[Records from a data source]
····················
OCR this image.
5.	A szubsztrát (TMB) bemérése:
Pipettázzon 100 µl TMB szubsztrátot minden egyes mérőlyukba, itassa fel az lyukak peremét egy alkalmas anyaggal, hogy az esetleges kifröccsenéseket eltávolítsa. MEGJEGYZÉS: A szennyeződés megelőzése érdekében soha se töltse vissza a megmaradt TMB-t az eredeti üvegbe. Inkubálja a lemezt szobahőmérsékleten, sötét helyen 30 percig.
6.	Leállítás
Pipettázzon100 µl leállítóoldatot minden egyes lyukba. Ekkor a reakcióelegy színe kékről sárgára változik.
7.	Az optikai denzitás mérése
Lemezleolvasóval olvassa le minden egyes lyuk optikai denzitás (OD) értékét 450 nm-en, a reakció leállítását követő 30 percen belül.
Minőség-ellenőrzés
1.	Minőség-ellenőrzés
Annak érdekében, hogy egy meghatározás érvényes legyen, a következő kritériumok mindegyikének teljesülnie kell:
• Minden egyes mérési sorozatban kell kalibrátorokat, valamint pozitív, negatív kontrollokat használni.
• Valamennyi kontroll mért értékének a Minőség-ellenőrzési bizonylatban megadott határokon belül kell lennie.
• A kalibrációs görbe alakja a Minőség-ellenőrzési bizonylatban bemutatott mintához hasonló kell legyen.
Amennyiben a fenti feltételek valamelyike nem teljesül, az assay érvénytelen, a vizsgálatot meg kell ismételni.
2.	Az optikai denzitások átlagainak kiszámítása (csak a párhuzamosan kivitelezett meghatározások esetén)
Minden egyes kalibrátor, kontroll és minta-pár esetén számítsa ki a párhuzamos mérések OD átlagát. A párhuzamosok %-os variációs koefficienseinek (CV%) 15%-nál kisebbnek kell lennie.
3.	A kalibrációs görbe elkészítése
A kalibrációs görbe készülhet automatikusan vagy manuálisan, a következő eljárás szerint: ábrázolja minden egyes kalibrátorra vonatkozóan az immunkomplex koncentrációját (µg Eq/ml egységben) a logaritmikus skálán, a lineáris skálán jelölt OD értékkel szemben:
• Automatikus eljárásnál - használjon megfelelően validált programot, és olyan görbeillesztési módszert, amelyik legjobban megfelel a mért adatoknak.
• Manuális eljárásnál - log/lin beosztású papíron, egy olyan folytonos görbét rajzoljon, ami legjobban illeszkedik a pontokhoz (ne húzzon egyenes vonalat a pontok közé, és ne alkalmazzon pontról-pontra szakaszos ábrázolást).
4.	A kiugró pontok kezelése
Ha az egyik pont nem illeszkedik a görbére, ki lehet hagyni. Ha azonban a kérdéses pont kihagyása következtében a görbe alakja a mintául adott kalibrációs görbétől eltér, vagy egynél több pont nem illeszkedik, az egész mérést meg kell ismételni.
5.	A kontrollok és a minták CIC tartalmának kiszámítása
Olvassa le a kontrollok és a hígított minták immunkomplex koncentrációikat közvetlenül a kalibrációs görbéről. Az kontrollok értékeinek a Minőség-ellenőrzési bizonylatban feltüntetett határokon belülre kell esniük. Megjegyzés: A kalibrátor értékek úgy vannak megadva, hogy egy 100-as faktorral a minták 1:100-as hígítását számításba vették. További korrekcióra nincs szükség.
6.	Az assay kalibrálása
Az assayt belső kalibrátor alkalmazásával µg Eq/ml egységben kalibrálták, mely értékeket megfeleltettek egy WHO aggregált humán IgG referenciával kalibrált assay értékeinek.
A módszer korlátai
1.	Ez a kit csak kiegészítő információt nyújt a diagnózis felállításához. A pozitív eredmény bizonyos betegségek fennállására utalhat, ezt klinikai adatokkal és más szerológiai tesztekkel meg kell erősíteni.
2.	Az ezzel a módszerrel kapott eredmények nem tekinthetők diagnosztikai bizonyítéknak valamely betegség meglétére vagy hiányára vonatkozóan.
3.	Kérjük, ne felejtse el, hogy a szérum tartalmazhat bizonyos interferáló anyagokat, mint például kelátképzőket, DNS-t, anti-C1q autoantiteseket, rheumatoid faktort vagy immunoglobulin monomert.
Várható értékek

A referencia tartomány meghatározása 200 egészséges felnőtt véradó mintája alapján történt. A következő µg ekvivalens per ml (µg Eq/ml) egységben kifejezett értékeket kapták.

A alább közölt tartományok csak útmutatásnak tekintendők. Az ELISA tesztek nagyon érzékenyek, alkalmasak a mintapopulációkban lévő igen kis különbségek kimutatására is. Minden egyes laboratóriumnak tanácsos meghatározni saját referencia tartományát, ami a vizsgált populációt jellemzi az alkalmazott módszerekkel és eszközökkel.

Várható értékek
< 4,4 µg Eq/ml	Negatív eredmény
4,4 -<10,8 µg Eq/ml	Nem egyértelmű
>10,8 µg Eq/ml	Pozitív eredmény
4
····················
WHAT TO WORK ON> With no words changed, transcribe the records above.

ANSWER TO THIS EXERCISE>
OCR this image.
5.	A szubsztrát (TMB) bemérése:
Pipettázzon 100 µl TMB szubsztrátot minden egyes mérőlyukba, itassa fel az lyukak peremét egy alkalmas anyaggal, hogy az esetleges kifröccsenéseket eltávolítsa. MEGJEGYZÉS: A szennyeződés megelőzése érdekében soha se töltse vissza a megmaradt TMB-t az eredeti üvegbe. Inkubálja a lemezt szobahőmérsékleten, sötét helyen 30 percig.
6.	Leállítás
Pipettázzon100 µl leállítóoldatot minden egyes lyukba. Ekkor a reakcióelegy színe kékről sárgára változik.
7.	Az optikai denzitás mérése
Lemezleolvasóval olvassa le minden egyes lyuk optikai denzitás (OD) értékét 450 nm-en, a reakció leállítását követő 30 percen belül.
Minőség-ellenőrzés
1.	Minőség-ellenőrzés
Annak érdekében, hogy egy meghatározás érvényes legyen, a következő kritériumok mindegyikének teljesülnie kell:
• Minden egyes mérési sorozatban kell kalibrátorokat, valamint pozitív, negatív kontrollokat használni.
• Valamennyi kontroll mért értékének a Minőség-ellenőrzési bizonylatban megadott határokon belül kell lennie.
• A kalibrációs görbe alakja a Minőség-ellenőrzési bizonylatban bemutatott mintához hasonló kell legyen.
Amennyiben a fenti feltételek valamelyike nem teljesül, az assay érvénytelen, a vizsgálatot meg kell ismételni.
2.	Az optikai denzitások átlagainak kiszámítása (csak a párhuzamosan kivitelezett meghatározások esetén)
Minden egyes kalibrátor, kontroll és minta-pár esetén számítsa ki a párhuzamos mérések OD átlagát. A párhuzamosok %-os variációs koefficienseinek (CV%) 15%-nál kisebbnek kell lennie.
3.	A kalibrációs görbe elkészítése
A kalibrációs görbe készülhet automatikusan vagy manuálisan, a következő eljárás szerint: ábrázolja minden egyes kalibrátorra vonatkozóan az immunkomplex koncentrációját (µg Eq/ml egységben) a logaritmikus skálán, a lineáris skálán jelölt OD értékkel szemben:
• Automatikus eljárásnál - használjon megfelelően validált programot, és olyan görbeillesztési módszert, amelyik legjobban megfelel a mért adatoknak.
• Manuális eljárásnál - log/lin beosztású papíron, egy olyan folytonos görbét rajzoljon, ami legjobban illeszkedik a pontokhoz (ne húzzon egyenes vonalat a pontok közé, és ne alkalmazzon pontról-pontra szakaszos ábrázolást).
4.	A kiugró pontok kezelése
Ha az egyik pont nem illeszkedik a görbére, ki lehet hagyni. Ha azonban a kérdéses pont kihagyása következtében a görbe alakja a mintául adott kalibrációs görbétől eltér, vagy egynél több pont nem illeszkedik, az egész mérést meg kell ismételni.
5.	A kontrollok és a minták CIC tartalmának kiszámítása
Olvassa le a kontrollok és a hígított minták immunkomplex koncentrációikat közvetlenül a kalibrációs görbéről. Az kontrollok értékeinek a Minőség-ellenőrzési bizonylatban feltüntetett határokon belülre kell esniük. Megjegyzés: A kalibrátor értékek úgy vannak megadva, hogy egy 100-as faktorral a minták 1:100-as hígítását számításba vették. További korrekcióra nincs szükség.
6.	Az assay kalibrálása
Az assayt belső kalibrátor alkalmazásával µg Eq/ml egységben kalibrálták, mely értékeket megfeleltettek egy WHO aggregált humán IgG referenciával kalibrált assay értékeinek.
A módszer korlátai
1.	Ez a kit csak kiegészítő információt nyújt a diagnózis felállításához. A pozitív eredmény bizonyos betegségek fennállására utalhat, ezt klinikai adatokkal és más szerológiai tesztekkel meg kell erősíteni.
2.	Az ezzel a módszerrel kapott eredmények nem tekinthetők diagnosztikai bizonyítéknak valamely betegség meglétére vagy hiányára vonatkozóan.
3.	Kérjük, ne felejtse el, hogy a szérum tartalmazhat bizonyos interferáló anyagokat, mint például kelátképzőket, DNS-t, anti-C1q autoantiteseket, rheumatoid faktort vagy immunoglobulin monomert.
Várható értékek

A referencia tartomány meghatározása 200 egészséges felnőtt véradó mintája alapján történt. A következő µg ekvivalens per ml (µg Eq/ml) egységben kifejezett értékeket kapták.

A alább közölt tartományok csak útmutatásnak tekintendők. Az ELISA tesztek nagyon érzékenyek, alkalmasak a mintapopulációkban lévő igen kis különbségek kimutatására is. Minden egyes laboratóriumnak tanácsos meghatározni saját referencia tartományát, ami a vizsgált populációt jellemzi az alkalmazott módszerekkel és eszközökkel.

Várható értékek
< 4,4 µg Eq/ml	Negatív eredmény
4,4 -<10,8 µg Eq/ml	Nem egyértelmű
>10,8 µg Eq/ml	Pozitív eredmény
4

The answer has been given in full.